● **Input rows**
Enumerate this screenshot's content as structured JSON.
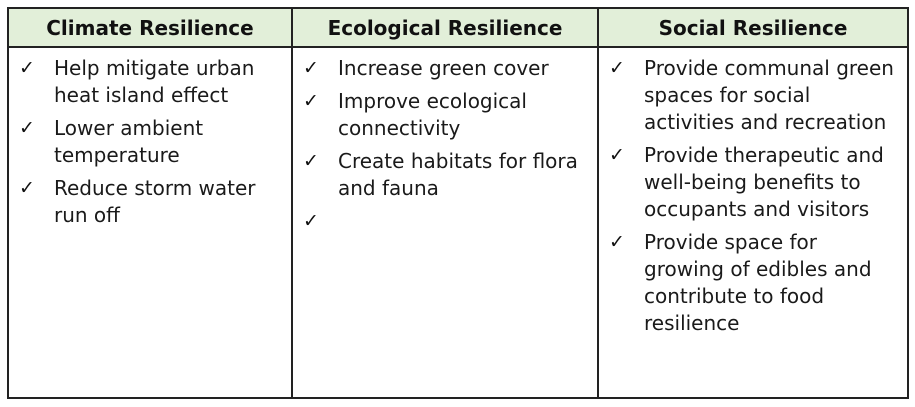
{
  "headers": [
    "Climate Resilience",
    "Ecological Resilience",
    "Social Resilience"
  ],
  "check_glyph": "✓",
  "columns": [
    {
      "items": [
        "Help mitigate urban heat island effect",
        "Lower ambient temperature",
        "Reduce storm water run off"
      ]
    },
    {
      "items": [
        "Increase green cover",
        "Improve ecological connectivity",
        "Create habitats for flora and fauna",
        ""
      ]
    },
    {
      "items": [
        "Provide communal green spaces for social activities and recreation",
        "Provide therapeutic and well-being benefits to occupants and visitors",
        "Provide space for growing of edibles and contribute to food resilience"
      ]
    }
  ],
  "colors": {
    "header_background": "#e2efd9",
    "border": "#222222",
    "text": "#1a1a1a"
  }
}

● **Short problem**
Verbatim reproduction of every record is required; images are left out.

● **Exercise solution**
Enumerate this screenshot's content as structured JSON.
{
  "headers": [
    "Climate Resilience",
    "Ecological Resilience",
    "Social Resilience"
  ],
  "check_glyph": "✓",
  "columns": [
    {
      "items": [
        "Help mitigate urban heat island effect",
        "Lower ambient temperature",
        "Reduce storm water run off"
      ]
    },
    {
      "items": [
        "Increase green cover",
        "Improve ecological connectivity",
        "Create habitats for flora and fauna",
        ""
      ]
    },
    {
      "items": [
        "Provide communal green spaces for social activities and recreation",
        "Provide therapeutic and well-being benefits to occupants and visitors",
        "Provide space for growing of edibles and contribute to food resilience"
      ]
    }
  ],
  "colors": {
    "header_background": "#e2efd9",
    "border": "#222222",
    "text": "#1a1a1a"
  }
}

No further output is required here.